### REQUIREMENT:
Omit all pictures, then retype the data exactly as given.

### DATA ENTRIES:
-- BEGIN --
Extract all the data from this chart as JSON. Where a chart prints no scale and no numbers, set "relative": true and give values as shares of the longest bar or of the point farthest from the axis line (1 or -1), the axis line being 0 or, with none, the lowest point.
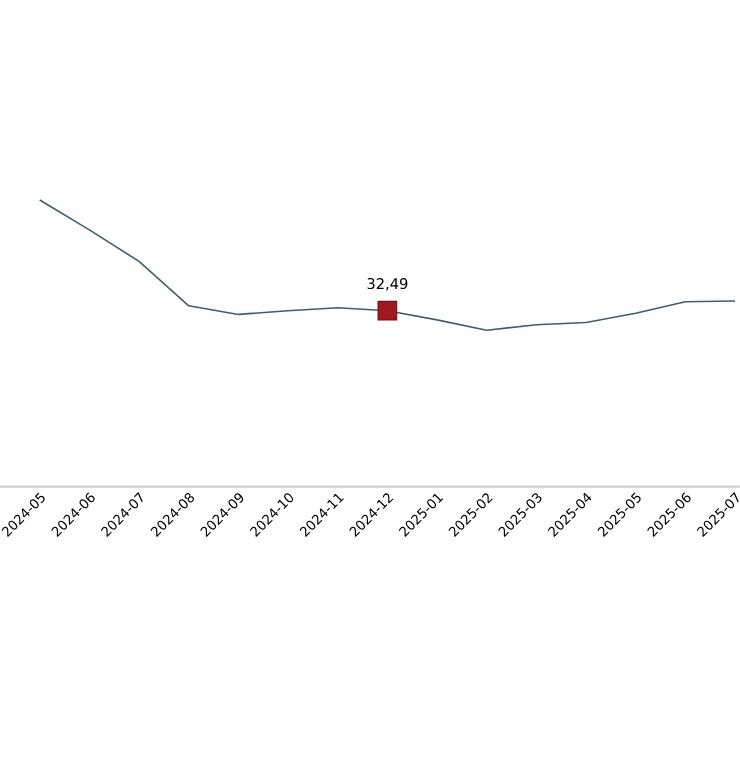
{
  "chart_data": {
    "type": "line",
    "relative": true,
    "categories": [
      "2024-05",
      "2024-06",
      "2024-07",
      "2024-08",
      "2024-09",
      "2024-10",
      "2024-11",
      "2024-12",
      "2025-01",
      "2025-02",
      "2025-03",
      "2025-04",
      "2025-05",
      "2025-06",
      "2025-07"
    ],
    "tick_labels": "x",
    "annotations": [
      {
        "text": "32,49",
        "x": "2024-12",
        "y": 0.614
      }
    ],
    "series": [
      {
        "color": "#3d5f73",
        "values": [
          1,
          0.896,
          0.786,
          0.631,
          0.601,
          0.614,
          0.624,
          0.614,
          0.582,
          0.546,
          0.565,
          0.573,
          0.605,
          0.645,
          0.648
        ]
      },
      {
        "type": "scatter",
        "color": "#a01820",
        "marker": "square",
        "values": [
          null,
          null,
          null,
          null,
          null,
          null,
          null,
          0.614,
          null,
          null,
          null,
          null,
          null,
          null,
          null
        ]
      }
    ]
  }
}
-- END --
### REPLY TO THE EXERCISE:
Extract all the data from this chart as JSON. Where a chart prints no scale and no numbers, set "relative": true and give values as shares of the longest bar or of the point farthest from the axis line (1 or -1), the axis line being 0 or, with none, the lowest point.
{
  "chart_data": {
    "type": "line",
    "relative": true,
    "categories": [
      "2024-05",
      "2024-06",
      "2024-07",
      "2024-08",
      "2024-09",
      "2024-10",
      "2024-11",
      "2024-12",
      "2025-01",
      "2025-02",
      "2025-03",
      "2025-04",
      "2025-05",
      "2025-06",
      "2025-07"
    ],
    "tick_labels": "x",
    "annotations": [
      {
        "text": "32,49",
        "x": "2024-12",
        "y": 0.614
      }
    ],
    "series": [
      {
        "color": "#3d5f73",
        "values": [
          1,
          0.896,
          0.786,
          0.631,
          0.601,
          0.614,
          0.624,
          0.614,
          0.582,
          0.546,
          0.565,
          0.573,
          0.605,
          0.645,
          0.648
        ]
      },
      {
        "type": "scatter",
        "color": "#a01820",
        "marker": "square",
        "values": [
          null,
          null,
          null,
          null,
          null,
          null,
          null,
          0.614,
          null,
          null,
          null,
          null,
          null,
          null,
          null
        ]
      }
    ]
  }
}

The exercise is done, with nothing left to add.